# Set exercise
Filter the listing and keep only the lines with the word "дубликата".

(Extracted records)

- - -

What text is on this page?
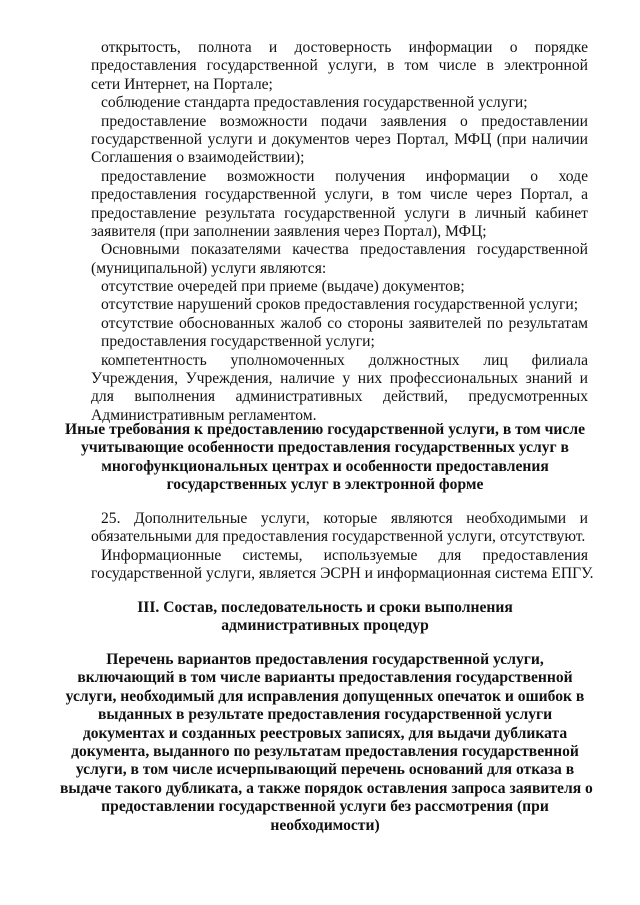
открытость, полнота и достоверность информации о порядке
предоставления государственной услуги, в том числе в электронной
сети Интернет, на Портале;
соблюдение стандарта предоставления государственной услуги;
предоставление возможности подачи заявления о предоставлении
государственной услуги и документов через Портал, МФЦ (при наличии
Соглашения о взаимодействии);
предоставление возможности получения информации о ходе
предоставления государственной услуги, в том числе через Портал, а
предоставление результата государственной услуги в личный кабинет
заявителя (при заполнении заявления через Портал), МФЦ;
Основными показателями качества предоставления государственной
(муниципальной) услуги являются:
отсутствие очередей при приеме (выдаче) документов;
отсутствие нарушений сроков предоставления государственной услуги;
отсутствие обоснованных жалоб со стороны заявителей по результатам
предоставления государственной услуги;
компетентность уполномоченных должностных лиц филиала
Учреждения, Учреждения, наличие у них профессиональных знаний и
для выполнения административных действий, предусмотренных
Административным регламентом.
Иные требования к предоставлению государственной услуги, в том числе
учитывающие особенности предоставления государственных услуг в
многофункциональных центрах и особенности предоставления
государственных услуг в электронной форме
25. Дополнительные услуги, которые являются необходимыми и
обязательными для предоставления государственной услуги, отсутствуют.
Информационные системы, используемые для предоставления
государственной услуги, является ЭСРН и информационная система ЕПГУ.
III. Состав, последовательность и сроки выполнения
административных процедур
Перечень вариантов предоставления государственной услуги,
включающий в том числе варианты предоставления государственной
услуги, необходимый для исправления допущенных опечаток и ошибок в
выданных в результате предоставления государственной услуги
документах и созданных реестровых записях, для выдачи дубликата
документа, выданного по результатам предоставления государственной
услуги, в том числе исчерпывающий перечень оснований для отказа в
выдаче такого дубликата, а также порядок оставления запроса заявителя о
предоставлении государственной услуги без рассмотрения (при
необходимости)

- - -

# Written reply
документах и созданных реестровых записях, для выдачи дубликата
выдаче такого дубликата, а также порядок оставления запроса заявителя о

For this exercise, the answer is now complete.